- _What to work on_:
Report all lines from the entries below in which "color" appears.

- _Extracted data_:
+++
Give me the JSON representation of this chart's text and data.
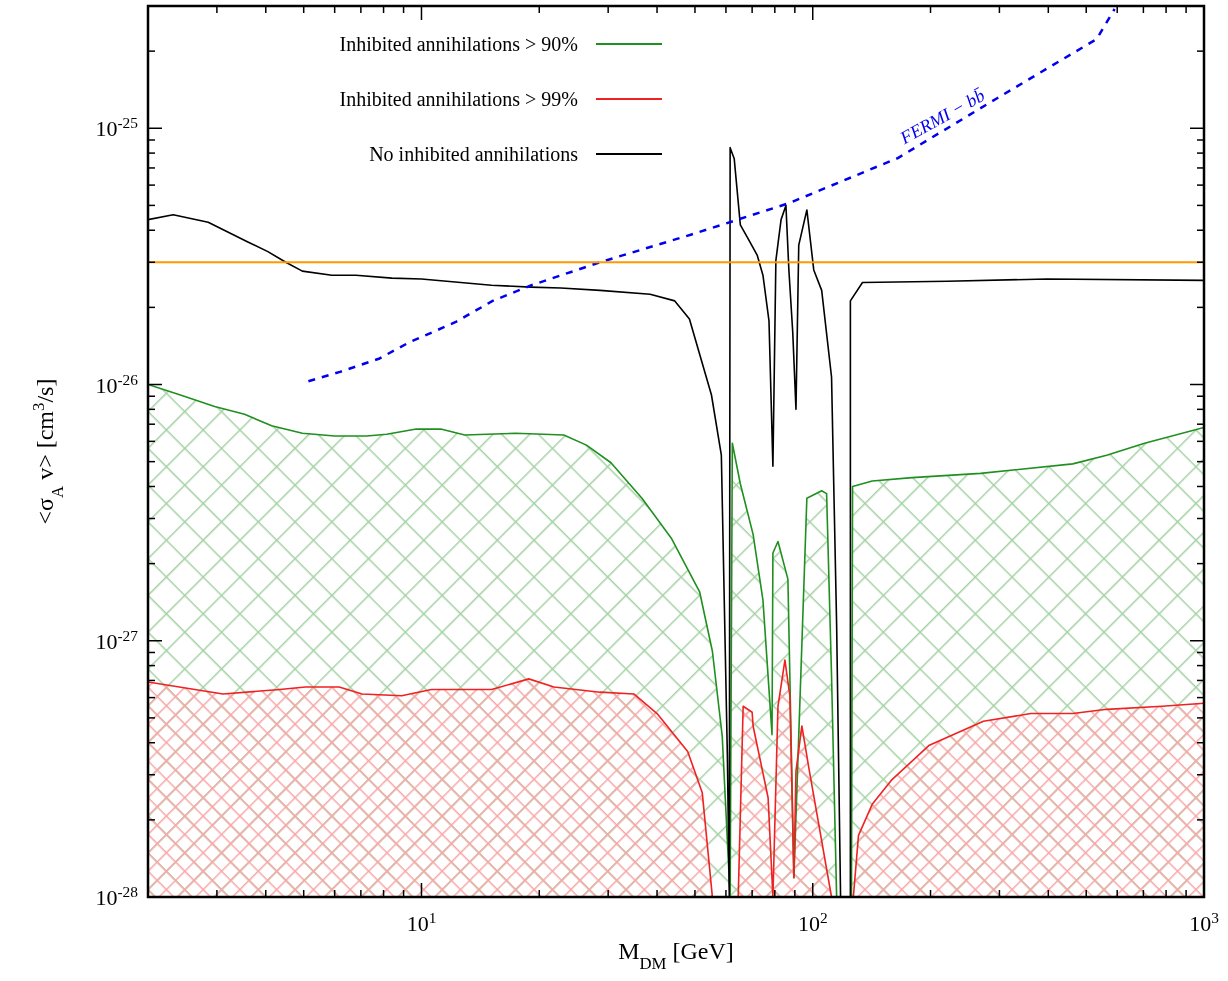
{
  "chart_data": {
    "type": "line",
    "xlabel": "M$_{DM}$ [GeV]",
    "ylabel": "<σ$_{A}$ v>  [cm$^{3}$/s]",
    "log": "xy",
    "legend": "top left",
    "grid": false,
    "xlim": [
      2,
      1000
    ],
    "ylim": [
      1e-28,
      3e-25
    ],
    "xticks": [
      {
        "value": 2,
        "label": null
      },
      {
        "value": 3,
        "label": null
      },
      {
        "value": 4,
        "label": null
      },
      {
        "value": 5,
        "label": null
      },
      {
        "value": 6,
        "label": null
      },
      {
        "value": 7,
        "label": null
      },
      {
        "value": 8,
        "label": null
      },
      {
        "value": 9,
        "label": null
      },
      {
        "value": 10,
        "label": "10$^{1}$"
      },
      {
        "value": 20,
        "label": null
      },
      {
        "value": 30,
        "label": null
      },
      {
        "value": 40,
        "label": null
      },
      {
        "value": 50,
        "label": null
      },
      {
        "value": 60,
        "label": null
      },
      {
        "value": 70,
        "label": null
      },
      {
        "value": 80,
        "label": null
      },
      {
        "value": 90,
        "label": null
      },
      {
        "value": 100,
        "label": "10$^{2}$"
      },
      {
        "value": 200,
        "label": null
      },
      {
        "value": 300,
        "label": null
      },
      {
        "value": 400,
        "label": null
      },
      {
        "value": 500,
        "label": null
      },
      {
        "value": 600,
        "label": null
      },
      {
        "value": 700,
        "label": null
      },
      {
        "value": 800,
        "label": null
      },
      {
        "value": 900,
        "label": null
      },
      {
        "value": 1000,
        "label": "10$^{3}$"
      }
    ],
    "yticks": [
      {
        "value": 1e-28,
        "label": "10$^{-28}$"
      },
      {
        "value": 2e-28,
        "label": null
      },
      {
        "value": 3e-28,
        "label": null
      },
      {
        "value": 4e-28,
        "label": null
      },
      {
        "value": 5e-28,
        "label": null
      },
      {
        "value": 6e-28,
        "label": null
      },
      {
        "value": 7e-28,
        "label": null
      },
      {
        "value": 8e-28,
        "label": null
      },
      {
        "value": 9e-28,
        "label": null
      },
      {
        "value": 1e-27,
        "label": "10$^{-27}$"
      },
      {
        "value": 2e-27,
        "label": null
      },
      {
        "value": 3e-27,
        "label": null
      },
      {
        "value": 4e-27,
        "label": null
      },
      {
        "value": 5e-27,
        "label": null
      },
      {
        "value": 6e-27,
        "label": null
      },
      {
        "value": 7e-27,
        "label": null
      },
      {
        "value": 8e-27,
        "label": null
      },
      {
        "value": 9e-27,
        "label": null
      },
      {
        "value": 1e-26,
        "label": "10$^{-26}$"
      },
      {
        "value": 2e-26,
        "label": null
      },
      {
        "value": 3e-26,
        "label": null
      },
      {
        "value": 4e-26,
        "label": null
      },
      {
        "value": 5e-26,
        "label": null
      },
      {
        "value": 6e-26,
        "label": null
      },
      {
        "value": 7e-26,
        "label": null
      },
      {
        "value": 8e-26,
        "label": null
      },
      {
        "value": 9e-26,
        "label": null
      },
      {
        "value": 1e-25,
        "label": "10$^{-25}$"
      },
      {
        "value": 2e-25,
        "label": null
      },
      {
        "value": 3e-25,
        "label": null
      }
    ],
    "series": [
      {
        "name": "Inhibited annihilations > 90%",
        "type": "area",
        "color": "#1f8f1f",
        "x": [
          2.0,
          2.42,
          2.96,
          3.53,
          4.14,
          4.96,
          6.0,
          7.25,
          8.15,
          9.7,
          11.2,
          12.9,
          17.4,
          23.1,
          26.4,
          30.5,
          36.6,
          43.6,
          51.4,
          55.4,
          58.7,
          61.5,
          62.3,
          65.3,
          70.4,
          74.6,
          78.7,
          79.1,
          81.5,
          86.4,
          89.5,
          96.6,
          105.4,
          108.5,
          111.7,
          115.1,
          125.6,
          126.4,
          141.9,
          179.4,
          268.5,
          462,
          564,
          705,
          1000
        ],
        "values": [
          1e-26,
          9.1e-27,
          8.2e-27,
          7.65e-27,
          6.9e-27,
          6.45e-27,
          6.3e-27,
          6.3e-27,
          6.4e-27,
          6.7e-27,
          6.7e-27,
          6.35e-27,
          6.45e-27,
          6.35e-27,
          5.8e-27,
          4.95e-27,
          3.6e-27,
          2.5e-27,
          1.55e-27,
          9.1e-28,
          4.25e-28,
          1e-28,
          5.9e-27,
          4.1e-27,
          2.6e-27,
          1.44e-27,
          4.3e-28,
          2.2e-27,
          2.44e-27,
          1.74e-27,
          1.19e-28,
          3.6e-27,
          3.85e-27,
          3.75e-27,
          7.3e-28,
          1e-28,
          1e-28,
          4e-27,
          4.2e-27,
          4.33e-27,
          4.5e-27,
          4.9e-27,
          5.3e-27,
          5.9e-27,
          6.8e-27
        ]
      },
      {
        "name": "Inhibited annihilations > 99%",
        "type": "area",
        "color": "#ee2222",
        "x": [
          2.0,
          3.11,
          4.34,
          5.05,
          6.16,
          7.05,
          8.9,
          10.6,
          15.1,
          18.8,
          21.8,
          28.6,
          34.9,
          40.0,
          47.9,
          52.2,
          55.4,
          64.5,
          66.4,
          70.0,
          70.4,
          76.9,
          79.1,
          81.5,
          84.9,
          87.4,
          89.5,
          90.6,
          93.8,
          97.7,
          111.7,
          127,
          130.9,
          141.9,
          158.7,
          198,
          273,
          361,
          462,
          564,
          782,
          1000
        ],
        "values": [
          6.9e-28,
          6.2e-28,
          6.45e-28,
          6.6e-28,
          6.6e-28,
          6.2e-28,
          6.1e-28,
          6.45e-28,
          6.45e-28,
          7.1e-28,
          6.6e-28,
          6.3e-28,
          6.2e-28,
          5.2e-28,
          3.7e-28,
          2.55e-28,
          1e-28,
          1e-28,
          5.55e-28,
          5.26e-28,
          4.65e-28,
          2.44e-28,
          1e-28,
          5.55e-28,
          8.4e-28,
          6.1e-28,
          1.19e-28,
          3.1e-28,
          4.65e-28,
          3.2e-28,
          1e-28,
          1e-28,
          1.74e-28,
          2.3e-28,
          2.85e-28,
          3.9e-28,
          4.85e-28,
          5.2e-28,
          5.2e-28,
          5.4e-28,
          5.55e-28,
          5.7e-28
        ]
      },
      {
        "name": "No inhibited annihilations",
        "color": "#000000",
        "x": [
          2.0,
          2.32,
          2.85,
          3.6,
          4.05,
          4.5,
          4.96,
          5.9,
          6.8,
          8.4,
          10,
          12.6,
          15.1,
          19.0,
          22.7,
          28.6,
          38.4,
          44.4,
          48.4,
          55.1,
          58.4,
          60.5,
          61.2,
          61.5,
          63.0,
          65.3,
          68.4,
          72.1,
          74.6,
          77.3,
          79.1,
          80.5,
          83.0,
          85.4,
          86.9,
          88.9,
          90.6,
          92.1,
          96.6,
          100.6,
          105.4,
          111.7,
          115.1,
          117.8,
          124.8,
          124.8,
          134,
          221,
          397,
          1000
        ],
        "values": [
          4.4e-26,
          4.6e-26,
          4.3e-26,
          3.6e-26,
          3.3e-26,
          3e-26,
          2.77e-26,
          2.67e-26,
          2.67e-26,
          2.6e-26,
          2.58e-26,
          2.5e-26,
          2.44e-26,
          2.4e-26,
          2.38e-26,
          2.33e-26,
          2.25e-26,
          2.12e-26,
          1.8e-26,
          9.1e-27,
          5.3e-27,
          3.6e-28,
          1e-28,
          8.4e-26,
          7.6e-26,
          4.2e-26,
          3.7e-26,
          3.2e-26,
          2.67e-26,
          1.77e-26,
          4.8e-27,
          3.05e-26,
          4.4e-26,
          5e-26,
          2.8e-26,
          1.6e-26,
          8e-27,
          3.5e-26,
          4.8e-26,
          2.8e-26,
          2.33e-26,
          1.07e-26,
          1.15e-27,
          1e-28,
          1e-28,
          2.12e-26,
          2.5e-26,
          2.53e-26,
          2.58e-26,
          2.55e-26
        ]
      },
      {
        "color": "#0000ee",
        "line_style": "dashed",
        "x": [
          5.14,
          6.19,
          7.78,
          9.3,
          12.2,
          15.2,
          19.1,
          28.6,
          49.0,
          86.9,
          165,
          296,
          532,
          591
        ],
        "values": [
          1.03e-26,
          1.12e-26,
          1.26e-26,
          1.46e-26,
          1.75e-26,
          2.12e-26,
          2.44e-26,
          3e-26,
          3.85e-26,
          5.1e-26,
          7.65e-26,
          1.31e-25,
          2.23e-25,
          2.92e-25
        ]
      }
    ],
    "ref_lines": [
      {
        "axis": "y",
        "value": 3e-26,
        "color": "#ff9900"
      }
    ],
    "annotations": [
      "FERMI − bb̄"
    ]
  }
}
+++
- _Result of this exercise_:
        "color": "#1f8f1f",
        "color": "#ee2222",
        "color": "#000000",
        "color": "#0000ee",
        "color": "#ff9900"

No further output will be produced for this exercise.